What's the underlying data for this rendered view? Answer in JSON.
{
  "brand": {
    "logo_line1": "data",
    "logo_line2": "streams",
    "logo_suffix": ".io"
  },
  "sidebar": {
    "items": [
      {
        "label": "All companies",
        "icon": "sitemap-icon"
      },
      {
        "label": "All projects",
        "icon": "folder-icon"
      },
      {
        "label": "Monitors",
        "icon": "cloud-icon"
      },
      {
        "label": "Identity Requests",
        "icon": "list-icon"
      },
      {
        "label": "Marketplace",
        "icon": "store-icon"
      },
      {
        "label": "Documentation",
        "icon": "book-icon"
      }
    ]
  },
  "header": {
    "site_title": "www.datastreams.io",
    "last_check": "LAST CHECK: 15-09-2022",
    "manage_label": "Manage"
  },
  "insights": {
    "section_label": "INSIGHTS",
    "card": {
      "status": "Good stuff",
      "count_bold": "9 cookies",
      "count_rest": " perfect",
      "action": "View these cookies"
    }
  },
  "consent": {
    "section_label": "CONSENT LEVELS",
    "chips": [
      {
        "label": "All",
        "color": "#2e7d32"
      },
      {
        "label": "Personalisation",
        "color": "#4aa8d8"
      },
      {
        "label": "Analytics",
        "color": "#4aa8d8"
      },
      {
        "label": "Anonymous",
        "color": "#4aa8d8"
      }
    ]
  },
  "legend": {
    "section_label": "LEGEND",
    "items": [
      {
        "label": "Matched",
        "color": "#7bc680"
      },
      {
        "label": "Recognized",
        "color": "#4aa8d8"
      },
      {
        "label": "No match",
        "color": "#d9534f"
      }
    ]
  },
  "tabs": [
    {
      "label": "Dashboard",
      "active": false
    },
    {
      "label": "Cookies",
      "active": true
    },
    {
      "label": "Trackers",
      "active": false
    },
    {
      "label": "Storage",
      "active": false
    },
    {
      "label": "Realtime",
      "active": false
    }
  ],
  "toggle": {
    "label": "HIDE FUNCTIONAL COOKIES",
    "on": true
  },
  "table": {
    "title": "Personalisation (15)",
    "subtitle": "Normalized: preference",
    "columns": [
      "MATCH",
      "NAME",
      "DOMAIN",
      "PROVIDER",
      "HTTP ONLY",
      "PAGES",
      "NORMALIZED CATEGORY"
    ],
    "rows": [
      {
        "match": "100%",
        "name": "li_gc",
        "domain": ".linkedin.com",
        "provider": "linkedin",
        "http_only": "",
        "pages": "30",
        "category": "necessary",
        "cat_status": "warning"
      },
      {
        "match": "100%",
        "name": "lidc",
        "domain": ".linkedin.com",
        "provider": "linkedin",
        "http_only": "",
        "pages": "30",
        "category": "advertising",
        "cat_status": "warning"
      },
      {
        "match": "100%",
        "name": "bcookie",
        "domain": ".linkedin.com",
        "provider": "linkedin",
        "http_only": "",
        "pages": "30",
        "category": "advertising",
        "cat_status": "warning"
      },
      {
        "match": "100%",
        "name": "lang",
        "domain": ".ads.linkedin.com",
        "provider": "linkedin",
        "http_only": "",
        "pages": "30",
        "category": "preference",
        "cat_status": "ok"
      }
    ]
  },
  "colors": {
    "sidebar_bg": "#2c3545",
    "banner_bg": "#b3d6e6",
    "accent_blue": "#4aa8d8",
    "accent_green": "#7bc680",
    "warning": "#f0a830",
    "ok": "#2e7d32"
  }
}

__________________________________________________

- [GIVEN REQUEST]: Type out the whole listing above again, exactly as it stands.

- [SOLUTION FOR THIS TASK]:
What's the underlying data for this rendered view? Answer in JSON.
{
  "brand": {
    "logo_line1": "data",
    "logo_line2": "streams",
    "logo_suffix": ".io"
  },
  "sidebar": {
    "items": [
      {
        "label": "All companies",
        "icon": "sitemap-icon"
      },
      {
        "label": "All projects",
        "icon": "folder-icon"
      },
      {
        "label": "Monitors",
        "icon": "cloud-icon"
      },
      {
        "label": "Identity Requests",
        "icon": "list-icon"
      },
      {
        "label": "Marketplace",
        "icon": "store-icon"
      },
      {
        "label": "Documentation",
        "icon": "book-icon"
      }
    ]
  },
  "header": {
    "site_title": "www.datastreams.io",
    "last_check": "LAST CHECK: 15-09-2022",
    "manage_label": "Manage"
  },
  "insights": {
    "section_label": "INSIGHTS",
    "card": {
      "status": "Good stuff",
      "count_bold": "9 cookies",
      "count_rest": " perfect",
      "action": "View these cookies"
    }
  },
  "consent": {
    "section_label": "CONSENT LEVELS",
    "chips": [
      {
        "label": "All",
        "color": "#2e7d32"
      },
      {
        "label": "Personalisation",
        "color": "#4aa8d8"
      },
      {
        "label": "Analytics",
        "color": "#4aa8d8"
      },
      {
        "label": "Anonymous",
        "color": "#4aa8d8"
      }
    ]
  },
  "legend": {
    "section_label": "LEGEND",
    "items": [
      {
        "label": "Matched",
        "color": "#7bc680"
      },
      {
        "label": "Recognized",
        "color": "#4aa8d8"
      },
      {
        "label": "No match",
        "color": "#d9534f"
      }
    ]
  },
  "tabs": [
    {
      "label": "Dashboard",
      "active": false
    },
    {
      "label": "Cookies",
      "active": true
    },
    {
      "label": "Trackers",
      "active": false
    },
    {
      "label": "Storage",
      "active": false
    },
    {
      "label": "Realtime",
      "active": false
    }
  ],
  "toggle": {
    "label": "HIDE FUNCTIONAL COOKIES",
    "on": true
  },
  "table": {
    "title": "Personalisation (15)",
    "subtitle": "Normalized: preference",
    "columns": [
      "MATCH",
      "NAME",
      "DOMAIN",
      "PROVIDER",
      "HTTP ONLY",
      "PAGES",
      "NORMALIZED CATEGORY"
    ],
    "rows": [
      {
        "match": "100%",
        "name": "li_gc",
        "domain": ".linkedin.com",
        "provider": "linkedin",
        "http_only": "",
        "pages": "30",
        "category": "necessary",
        "cat_status": "warning"
      },
      {
        "match": "100%",
        "name": "lidc",
        "domain": ".linkedin.com",
        "provider": "linkedin",
        "http_only": "",
        "pages": "30",
        "category": "advertising",
        "cat_status": "warning"
      },
      {
        "match": "100%",
        "name": "bcookie",
        "domain": ".linkedin.com",
        "provider": "linkedin",
        "http_only": "",
        "pages": "30",
        "category": "advertising",
        "cat_status": "warning"
      },
      {
        "match": "100%",
        "name": "lang",
        "domain": ".ads.linkedin.com",
        "provider": "linkedin",
        "http_only": "",
        "pages": "30",
        "category": "preference",
        "cat_status": "ok"
      }
    ]
  },
  "colors": {
    "sidebar_bg": "#2c3545",
    "banner_bg": "#b3d6e6",
    "accent_blue": "#4aa8d8",
    "accent_green": "#7bc680",
    "warning": "#f0a830",
    "ok": "#2e7d32"
  }
}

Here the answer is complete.